Dataset excerpts
start
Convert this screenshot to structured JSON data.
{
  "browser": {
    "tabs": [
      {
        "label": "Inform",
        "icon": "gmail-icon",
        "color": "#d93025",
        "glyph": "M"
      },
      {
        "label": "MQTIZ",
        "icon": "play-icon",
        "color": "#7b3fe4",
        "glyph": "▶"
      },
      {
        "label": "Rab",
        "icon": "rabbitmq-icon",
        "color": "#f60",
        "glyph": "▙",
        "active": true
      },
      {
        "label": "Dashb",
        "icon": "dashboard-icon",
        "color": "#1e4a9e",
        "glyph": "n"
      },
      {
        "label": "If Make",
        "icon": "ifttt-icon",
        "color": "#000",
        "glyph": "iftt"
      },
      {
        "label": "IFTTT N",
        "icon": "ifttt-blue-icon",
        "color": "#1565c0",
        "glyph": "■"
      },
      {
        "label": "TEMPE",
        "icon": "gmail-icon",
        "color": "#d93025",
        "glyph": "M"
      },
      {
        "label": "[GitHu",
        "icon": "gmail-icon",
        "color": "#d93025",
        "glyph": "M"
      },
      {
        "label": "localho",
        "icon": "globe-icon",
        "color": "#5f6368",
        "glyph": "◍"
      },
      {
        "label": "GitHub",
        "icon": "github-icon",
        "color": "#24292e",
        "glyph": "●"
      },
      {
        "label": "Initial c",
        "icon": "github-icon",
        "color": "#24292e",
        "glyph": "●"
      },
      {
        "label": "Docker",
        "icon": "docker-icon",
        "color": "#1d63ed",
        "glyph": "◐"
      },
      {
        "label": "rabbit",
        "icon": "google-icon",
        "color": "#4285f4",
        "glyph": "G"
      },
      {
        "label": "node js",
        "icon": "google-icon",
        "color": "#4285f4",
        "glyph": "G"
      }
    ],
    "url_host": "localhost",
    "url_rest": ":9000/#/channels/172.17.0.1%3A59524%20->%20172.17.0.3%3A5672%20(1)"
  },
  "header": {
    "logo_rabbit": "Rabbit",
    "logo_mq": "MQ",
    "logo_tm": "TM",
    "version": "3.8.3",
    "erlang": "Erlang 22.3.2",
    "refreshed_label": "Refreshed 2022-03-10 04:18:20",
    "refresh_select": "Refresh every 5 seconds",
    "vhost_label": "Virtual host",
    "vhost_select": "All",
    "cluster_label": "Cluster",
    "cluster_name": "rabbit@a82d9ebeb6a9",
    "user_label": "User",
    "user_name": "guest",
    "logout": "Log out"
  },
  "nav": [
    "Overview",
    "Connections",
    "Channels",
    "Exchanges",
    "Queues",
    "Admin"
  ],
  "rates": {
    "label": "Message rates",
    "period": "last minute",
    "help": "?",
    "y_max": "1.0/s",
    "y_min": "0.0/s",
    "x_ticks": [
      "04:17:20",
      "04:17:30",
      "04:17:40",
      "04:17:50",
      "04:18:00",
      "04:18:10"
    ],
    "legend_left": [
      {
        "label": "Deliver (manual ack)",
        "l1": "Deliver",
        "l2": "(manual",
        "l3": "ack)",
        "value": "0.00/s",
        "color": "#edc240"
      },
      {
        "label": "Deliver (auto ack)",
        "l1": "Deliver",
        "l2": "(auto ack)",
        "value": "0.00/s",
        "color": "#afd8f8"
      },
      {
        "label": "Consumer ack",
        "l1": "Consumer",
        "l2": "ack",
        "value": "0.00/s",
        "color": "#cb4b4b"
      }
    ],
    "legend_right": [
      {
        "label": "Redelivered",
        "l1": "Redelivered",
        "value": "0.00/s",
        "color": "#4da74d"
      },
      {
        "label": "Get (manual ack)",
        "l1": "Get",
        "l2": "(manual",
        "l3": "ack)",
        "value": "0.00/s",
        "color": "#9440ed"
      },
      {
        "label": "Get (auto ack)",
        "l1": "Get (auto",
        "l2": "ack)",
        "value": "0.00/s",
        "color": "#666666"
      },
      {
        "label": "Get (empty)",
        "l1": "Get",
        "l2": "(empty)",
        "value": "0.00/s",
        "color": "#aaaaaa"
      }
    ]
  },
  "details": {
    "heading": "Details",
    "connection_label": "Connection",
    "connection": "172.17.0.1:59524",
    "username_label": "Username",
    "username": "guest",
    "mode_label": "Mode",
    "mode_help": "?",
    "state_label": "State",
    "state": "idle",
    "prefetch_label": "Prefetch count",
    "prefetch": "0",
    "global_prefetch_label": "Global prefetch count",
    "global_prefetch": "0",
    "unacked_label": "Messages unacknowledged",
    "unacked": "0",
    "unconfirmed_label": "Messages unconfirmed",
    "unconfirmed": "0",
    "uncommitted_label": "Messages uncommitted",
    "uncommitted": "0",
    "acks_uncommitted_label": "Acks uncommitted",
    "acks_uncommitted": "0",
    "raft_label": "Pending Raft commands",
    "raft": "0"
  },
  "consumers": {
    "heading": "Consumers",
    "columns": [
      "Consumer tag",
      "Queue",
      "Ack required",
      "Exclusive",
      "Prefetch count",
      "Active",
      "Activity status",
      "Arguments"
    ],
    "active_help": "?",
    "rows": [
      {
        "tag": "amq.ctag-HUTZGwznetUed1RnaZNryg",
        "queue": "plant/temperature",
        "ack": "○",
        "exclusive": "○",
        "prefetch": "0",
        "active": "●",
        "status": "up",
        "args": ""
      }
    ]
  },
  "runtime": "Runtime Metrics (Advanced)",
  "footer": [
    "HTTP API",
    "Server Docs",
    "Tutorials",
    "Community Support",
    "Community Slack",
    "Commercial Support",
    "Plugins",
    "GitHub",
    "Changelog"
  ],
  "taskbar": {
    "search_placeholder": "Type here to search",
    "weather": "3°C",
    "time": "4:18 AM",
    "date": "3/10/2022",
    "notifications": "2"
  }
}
end
→ **WHAT YOU WILL DO**
The records above should all be quoted exactly, please.

→ **ANSWER IN FULL**
Convert this screenshot to structured JSON data.
{
  "browser": {
    "tabs": [
      {
        "label": "Inform",
        "icon": "gmail-icon",
        "color": "#d93025",
        "glyph": "M"
      },
      {
        "label": "MQTIZ",
        "icon": "play-icon",
        "color": "#7b3fe4",
        "glyph": "▶"
      },
      {
        "label": "Rab",
        "icon": "rabbitmq-icon",
        "color": "#f60",
        "glyph": "▙",
        "active": true
      },
      {
        "label": "Dashb",
        "icon": "dashboard-icon",
        "color": "#1e4a9e",
        "glyph": "n"
      },
      {
        "label": "If Make",
        "icon": "ifttt-icon",
        "color": "#000",
        "glyph": "iftt"
      },
      {
        "label": "IFTTT N",
        "icon": "ifttt-blue-icon",
        "color": "#1565c0",
        "glyph": "■"
      },
      {
        "label": "TEMPE",
        "icon": "gmail-icon",
        "color": "#d93025",
        "glyph": "M"
      },
      {
        "label": "[GitHu",
        "icon": "gmail-icon",
        "color": "#d93025",
        "glyph": "M"
      },
      {
        "label": "localho",
        "icon": "globe-icon",
        "color": "#5f6368",
        "glyph": "◍"
      },
      {
        "label": "GitHub",
        "icon": "github-icon",
        "color": "#24292e",
        "glyph": "●"
      },
      {
        "label": "Initial c",
        "icon": "github-icon",
        "color": "#24292e",
        "glyph": "●"
      },
      {
        "label": "Docker",
        "icon": "docker-icon",
        "color": "#1d63ed",
        "glyph": "◐"
      },
      {
        "label": "rabbit",
        "icon": "google-icon",
        "color": "#4285f4",
        "glyph": "G"
      },
      {
        "label": "node js",
        "icon": "google-icon",
        "color": "#4285f4",
        "glyph": "G"
      }
    ],
    "url_host": "localhost",
    "url_rest": ":9000/#/channels/172.17.0.1%3A59524%20->%20172.17.0.3%3A5672%20(1)"
  },
  "header": {
    "logo_rabbit": "Rabbit",
    "logo_mq": "MQ",
    "logo_tm": "TM",
    "version": "3.8.3",
    "erlang": "Erlang 22.3.2",
    "refreshed_label": "Refreshed 2022-03-10 04:18:20",
    "refresh_select": "Refresh every 5 seconds",
    "vhost_label": "Virtual host",
    "vhost_select": "All",
    "cluster_label": "Cluster",
    "cluster_name": "rabbit@a82d9ebeb6a9",
    "user_label": "User",
    "user_name": "guest",
    "logout": "Log out"
  },
  "nav": [
    "Overview",
    "Connections",
    "Channels",
    "Exchanges",
    "Queues",
    "Admin"
  ],
  "rates": {
    "label": "Message rates",
    "period": "last minute",
    "help": "?",
    "y_max": "1.0/s",
    "y_min": "0.0/s",
    "x_ticks": [
      "04:17:20",
      "04:17:30",
      "04:17:40",
      "04:17:50",
      "04:18:00",
      "04:18:10"
    ],
    "legend_left": [
      {
        "label": "Deliver (manual ack)",
        "l1": "Deliver",
        "l2": "(manual",
        "l3": "ack)",
        "value": "0.00/s",
        "color": "#edc240"
      },
      {
        "label": "Deliver (auto ack)",
        "l1": "Deliver",
        "l2": "(auto ack)",
        "value": "0.00/s",
        "color": "#afd8f8"
      },
      {
        "label": "Consumer ack",
        "l1": "Consumer",
        "l2": "ack",
        "value": "0.00/s",
        "color": "#cb4b4b"
      }
    ],
    "legend_right": [
      {
        "label": "Redelivered",
        "l1": "Redelivered",
        "value": "0.00/s",
        "color": "#4da74d"
      },
      {
        "label": "Get (manual ack)",
        "l1": "Get",
        "l2": "(manual",
        "l3": "ack)",
        "value": "0.00/s",
        "color": "#9440ed"
      },
      {
        "label": "Get (auto ack)",
        "l1": "Get (auto",
        "l2": "ack)",
        "value": "0.00/s",
        "color": "#666666"
      },
      {
        "label": "Get (empty)",
        "l1": "Get",
        "l2": "(empty)",
        "value": "0.00/s",
        "color": "#aaaaaa"
      }
    ]
  },
  "details": {
    "heading": "Details",
    "connection_label": "Connection",
    "connection": "172.17.0.1:59524",
    "username_label": "Username",
    "username": "guest",
    "mode_label": "Mode",
    "mode_help": "?",
    "state_label": "State",
    "state": "idle",
    "prefetch_label": "Prefetch count",
    "prefetch": "0",
    "global_prefetch_label": "Global prefetch count",
    "global_prefetch": "0",
    "unacked_label": "Messages unacknowledged",
    "unacked": "0",
    "unconfirmed_label": "Messages unconfirmed",
    "unconfirmed": "0",
    "uncommitted_label": "Messages uncommitted",
    "uncommitted": "0",
    "acks_uncommitted_label": "Acks uncommitted",
    "acks_uncommitted": "0",
    "raft_label": "Pending Raft commands",
    "raft": "0"
  },
  "consumers": {
    "heading": "Consumers",
    "columns": [
      "Consumer tag",
      "Queue",
      "Ack required",
      "Exclusive",
      "Prefetch count",
      "Active",
      "Activity status",
      "Arguments"
    ],
    "active_help": "?",
    "rows": [
      {
        "tag": "amq.ctag-HUTZGwznetUed1RnaZNryg",
        "queue": "plant/temperature",
        "ack": "○",
        "exclusive": "○",
        "prefetch": "0",
        "active": "●",
        "status": "up",
        "args": ""
      }
    ]
  },
  "runtime": "Runtime Metrics (Advanced)",
  "footer": [
    "HTTP API",
    "Server Docs",
    "Tutorials",
    "Community Support",
    "Community Slack",
    "Commercial Support",
    "Plugins",
    "GitHub",
    "Changelog"
  ],
  "taskbar": {
    "search_placeholder": "Type here to search",
    "weather": "3°C",
    "time": "4:18 AM",
    "date": "3/10/2022",
    "notifications": "2"
  }
}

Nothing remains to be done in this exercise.